[Start Provided entries]

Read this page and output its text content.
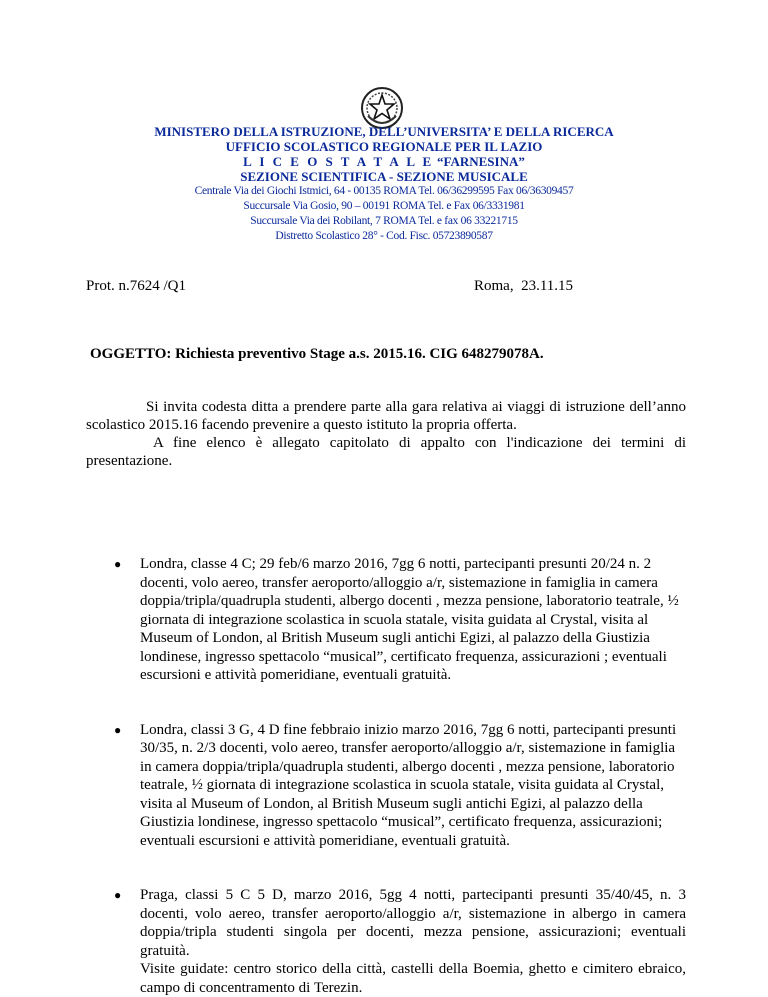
MINISTERO DELLA ISTRUZIONE, DELL’UNIVERSITA’ E DELLA RICERCA
UFFICIO SCOLASTICO REGIONALE PER IL LAZIO
L I C E O S T A T A L E “FARNESINA”
SEZIONE SCIENTIFICA - SEZIONE MUSICALE
Centrale Via dei Giochi Istmici, 64 - 00135 ROMA Tel. 06/36299595 Fax 06/36309457
Succursale Via Gosio, 90 – 00191 ROMA Tel. e Fax 06/3331981
Succursale Via dei Robilant, 7 ROMA Tel. e fax 06 33221715
Distretto Scolastico 28° - Cod. Fisc. 05723890587
Prot. n.7624 /Q1	Roma,  23.11.15
OGGETTO: Richiesta preventivo Stage a.s. 2015.16. CIG 648279078A.

Si invita codesta ditta a prendere parte alla gara relativa ai viaggi di istruzione dell’anno scolastico 2015.16 facendo prevenire a questo istituto la propria offerta.

A fine elenco è allegato capitolato di appalto con l'indicazione dei termini di presentazione.

● Londra, classe 4 C; 29 feb/6 marzo 2016, 7gg 6 notti, partecipanti presunti 20/24 n. 2 docenti, volo aereo, transfer aeroporto/alloggio a/r, sistemazione in famiglia in camera doppia/tripla/quadrupla studenti, albergo docenti , mezza pensione, laboratorio teatrale, ½ giornata di integrazione scolastica in scuola statale, visita guidata al Crystal, visita al Museum of London, al British Museum sugli antichi Egizi, al palazzo della Giustizia londinese, ingresso spettacolo “musical”, certificato frequenza, assicurazioni ; eventuali escursioni e attività pomeridiane, eventuali gratuità.
● Londra, classi 3 G, 4 D fine febbraio inizio marzo 2016, 7gg 6 notti, partecipanti presunti 30/35, n. 2/3 docenti, volo aereo, transfer aeroporto/alloggio a/r, sistemazione in famiglia in camera doppia/tripla/quadrupla studenti, albergo docenti , mezza pensione, laboratorio teatrale, ½ giornata di integrazione scolastica in scuola statale, visita guidata al Crystal, visita al Museum of London, al British Museum sugli antichi Egizi, al palazzo della Giustizia londinese, ingresso spettacolo “musical”, certificato frequenza, assicurazioni; eventuali escursioni e attività pomeridiane, eventuali gratuità.
● Praga, classi 5 C 5 D, marzo 2016, 5gg 4 notti, partecipanti presunti 35/40/45, n. 3 docenti, volo aereo, transfer aeroporto/alloggio a/r, sistemazione in albergo in camera doppia/tripla studenti singola per docenti, mezza pensione, assicurazioni; eventuali gratuità.
Visite guidate: centro storico della città, castelli della Boemia, ghetto e cimitero ebraico, campo di concentramento di Terezin.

[End Provided entries]

Stated exercise:
Check every line of the records above for the string "Succursale" and say how many contain it, giving the number alone.

The reply:
2